Return each entry exactly, omitting nothing.

Stored entries
########

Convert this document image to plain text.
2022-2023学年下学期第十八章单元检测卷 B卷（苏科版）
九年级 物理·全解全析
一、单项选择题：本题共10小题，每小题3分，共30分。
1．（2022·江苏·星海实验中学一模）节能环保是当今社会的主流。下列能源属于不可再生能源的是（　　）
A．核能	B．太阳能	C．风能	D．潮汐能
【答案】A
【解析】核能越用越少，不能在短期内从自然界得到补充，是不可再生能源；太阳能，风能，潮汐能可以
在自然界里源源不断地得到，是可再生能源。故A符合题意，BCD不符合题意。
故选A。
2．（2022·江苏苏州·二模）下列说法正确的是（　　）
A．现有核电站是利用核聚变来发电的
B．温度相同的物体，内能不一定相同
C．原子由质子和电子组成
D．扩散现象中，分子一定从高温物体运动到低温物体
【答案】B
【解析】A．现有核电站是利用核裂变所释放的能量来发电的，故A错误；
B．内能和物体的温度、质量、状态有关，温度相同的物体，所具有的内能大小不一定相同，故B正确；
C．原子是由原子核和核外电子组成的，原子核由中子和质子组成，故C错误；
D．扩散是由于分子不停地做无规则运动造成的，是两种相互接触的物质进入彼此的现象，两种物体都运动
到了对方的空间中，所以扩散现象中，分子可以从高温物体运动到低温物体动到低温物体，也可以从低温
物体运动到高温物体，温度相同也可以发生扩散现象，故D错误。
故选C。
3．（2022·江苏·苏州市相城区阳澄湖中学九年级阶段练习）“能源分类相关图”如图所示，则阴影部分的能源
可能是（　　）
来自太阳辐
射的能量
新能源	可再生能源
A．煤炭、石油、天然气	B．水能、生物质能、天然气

########

◆ **Correct result**
Convert this document image to plain text.
2022-2023学年下学期第十八章单元检测卷 B卷（苏科版）
九年级 物理·全解全析
一、单项选择题：本题共10小题，每小题3分，共30分。
1．（2022·江苏·星海实验中学一模）节能环保是当今社会的主流。下列能源属于不可再生能源的是（　　）
A．核能	B．太阳能	C．风能	D．潮汐能
【答案】A
【解析】核能越用越少，不能在短期内从自然界得到补充，是不可再生能源；太阳能，风能，潮汐能可以
在自然界里源源不断地得到，是可再生能源。故A符合题意，BCD不符合题意。
故选A。
2．（2022·江苏苏州·二模）下列说法正确的是（　　）
A．现有核电站是利用核聚变来发电的
B．温度相同的物体，内能不一定相同
C．原子由质子和电子组成
D．扩散现象中，分子一定从高温物体运动到低温物体
【答案】B
【解析】A．现有核电站是利用核裂变所释放的能量来发电的，故A错误；
B．内能和物体的温度、质量、状态有关，温度相同的物体，所具有的内能大小不一定相同，故B正确；
C．原子是由原子核和核外电子组成的，原子核由中子和质子组成，故C错误；
D．扩散是由于分子不停地做无规则运动造成的，是两种相互接触的物质进入彼此的现象，两种物体都运动
到了对方的空间中，所以扩散现象中，分子可以从高温物体运动到低温物体动到低温物体，也可以从低温
物体运动到高温物体，温度相同也可以发生扩散现象，故D错误。
故选C。
3．（2022·江苏·苏州市相城区阳澄湖中学九年级阶段练习）“能源分类相关图”如图所示，则阴影部分的能源
可能是（　　）
来自太阳辐
射的能量
新能源	可再生能源
A．煤炭、石油、天然气	B．水能、生物质能、天然气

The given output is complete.